[REQUIREMENT] In the copy, include every entry exactly but none of the pictures.

[SUPPLIED DATA]
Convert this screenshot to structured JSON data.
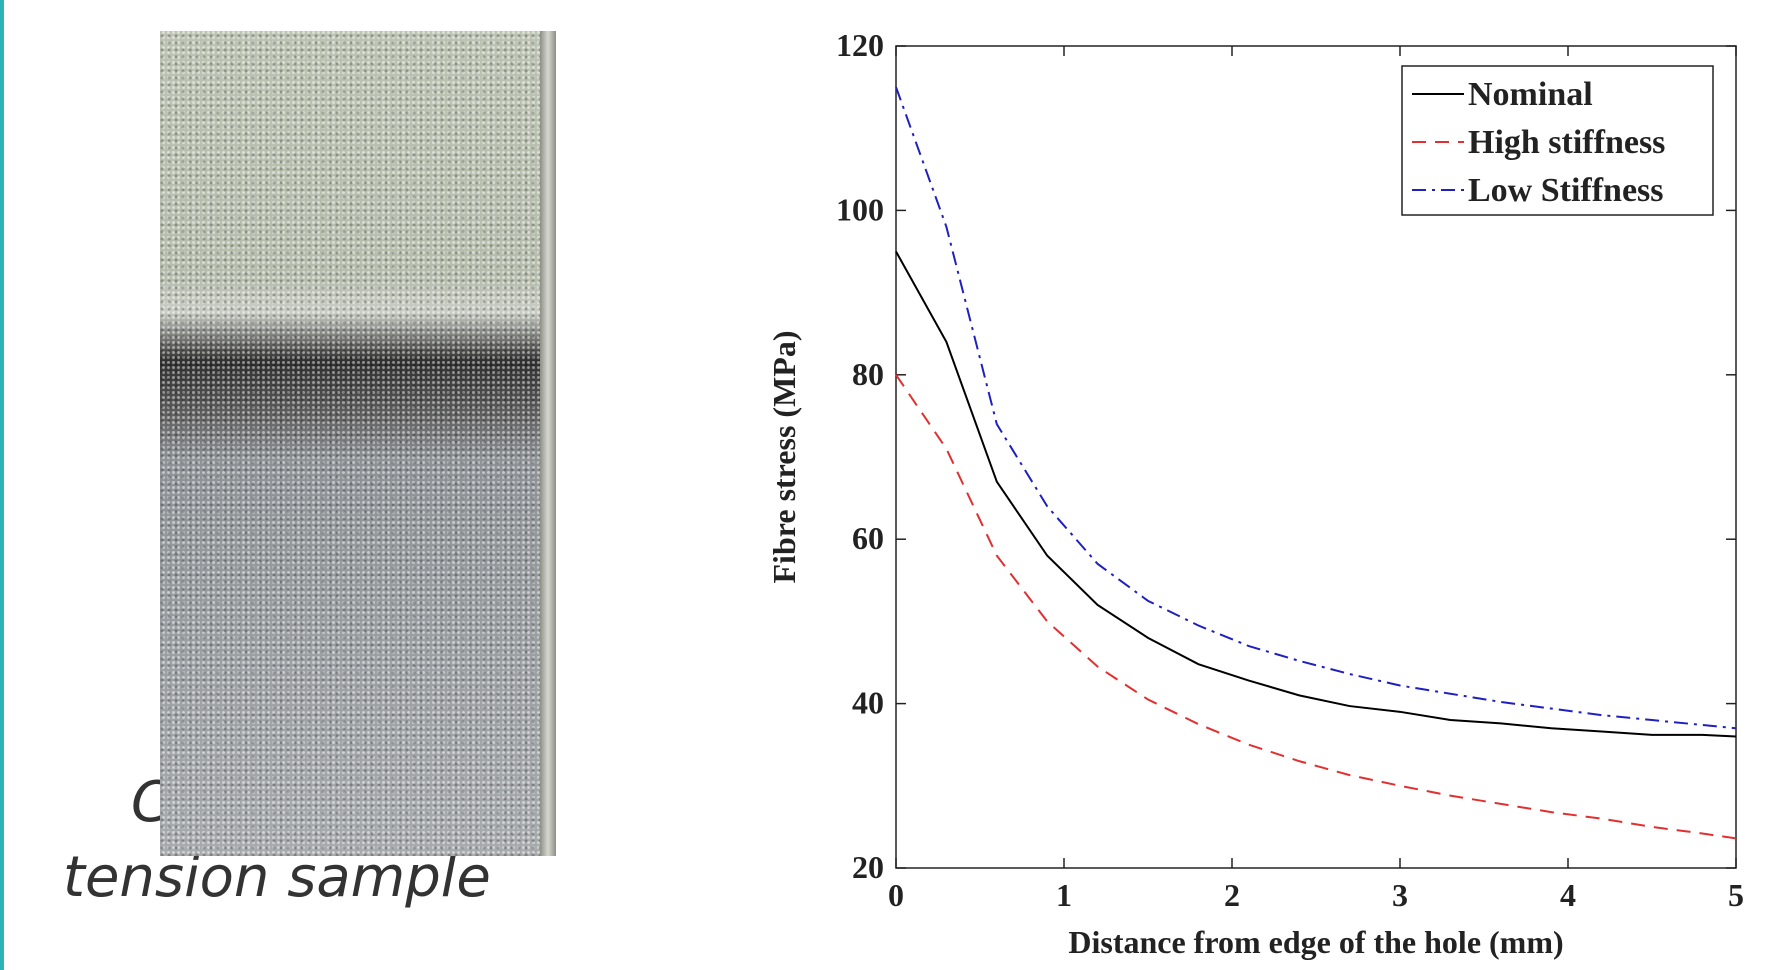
{
  "caption": [
    "C",
    "tension sample"
  ],
  "chart_data": {
    "type": "line",
    "xlabel": "Distance from edge of the hole (mm)",
    "ylabel": "Fibre stress (MPa)",
    "x": [
      0,
      0.3,
      0.6,
      0.9,
      1.2,
      1.5,
      1.8,
      2.1,
      2.4,
      2.7,
      3.0,
      3.3,
      3.6,
      3.9,
      4.2,
      4.5,
      4.8,
      5
    ],
    "series": [
      {
        "name": "Nominal",
        "color": "#000000",
        "linestyle": "solid",
        "values": [
          95,
          84,
          67,
          58,
          52,
          48,
          44.8,
          42.8,
          41,
          39.7,
          39,
          38,
          37.6,
          37,
          36.6,
          36.2,
          36.2,
          36
        ]
      },
      {
        "name": "High stiffness",
        "color": "#e03030",
        "linestyle": "dashed",
        "values": [
          80,
          71,
          58,
          50,
          44.5,
          40.5,
          37.5,
          35,
          33,
          31.3,
          30,
          28.8,
          27.8,
          26.8,
          26,
          25,
          24.2,
          23.6
        ]
      },
      {
        "name": "Low Stiffness",
        "color": "#2020c0",
        "linestyle": "dashdot",
        "values": [
          115,
          98,
          74,
          64,
          57,
          52.5,
          49.5,
          47,
          45.2,
          43.6,
          42.2,
          41.2,
          40.2,
          39.4,
          38.6,
          38,
          37.4,
          37
        ]
      }
    ],
    "xlim": [
      0,
      5
    ],
    "xticks": [
      0,
      1,
      2,
      3,
      4,
      5
    ],
    "ylim": [
      20,
      120
    ],
    "yticks": [
      20,
      40,
      60,
      80,
      100,
      120
    ],
    "legend": "upper right",
    "grid": false
  }
}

[THE RESPONSE]
Convert this screenshot to structured JSON data.
{
  "caption": [
    "C",
    "tension sample"
  ],
  "chart_data": {
    "type": "line",
    "xlabel": "Distance from edge of the hole (mm)",
    "ylabel": "Fibre stress (MPa)",
    "x": [
      0,
      0.3,
      0.6,
      0.9,
      1.2,
      1.5,
      1.8,
      2.1,
      2.4,
      2.7,
      3.0,
      3.3,
      3.6,
      3.9,
      4.2,
      4.5,
      4.8,
      5
    ],
    "series": [
      {
        "name": "Nominal",
        "color": "#000000",
        "linestyle": "solid",
        "values": [
          95,
          84,
          67,
          58,
          52,
          48,
          44.8,
          42.8,
          41,
          39.7,
          39,
          38,
          37.6,
          37,
          36.6,
          36.2,
          36.2,
          36
        ]
      },
      {
        "name": "High stiffness",
        "color": "#e03030",
        "linestyle": "dashed",
        "values": [
          80,
          71,
          58,
          50,
          44.5,
          40.5,
          37.5,
          35,
          33,
          31.3,
          30,
          28.8,
          27.8,
          26.8,
          26,
          25,
          24.2,
          23.6
        ]
      },
      {
        "name": "Low Stiffness",
        "color": "#2020c0",
        "linestyle": "dashdot",
        "values": [
          115,
          98,
          74,
          64,
          57,
          52.5,
          49.5,
          47,
          45.2,
          43.6,
          42.2,
          41.2,
          40.2,
          39.4,
          38.6,
          38,
          37.4,
          37
        ]
      }
    ],
    "xlim": [
      0,
      5
    ],
    "xticks": [
      0,
      1,
      2,
      3,
      4,
      5
    ],
    "ylim": [
      20,
      120
    ],
    "yticks": [
      20,
      40,
      60,
      80,
      100,
      120
    ],
    "legend": "upper right",
    "grid": false
  }
}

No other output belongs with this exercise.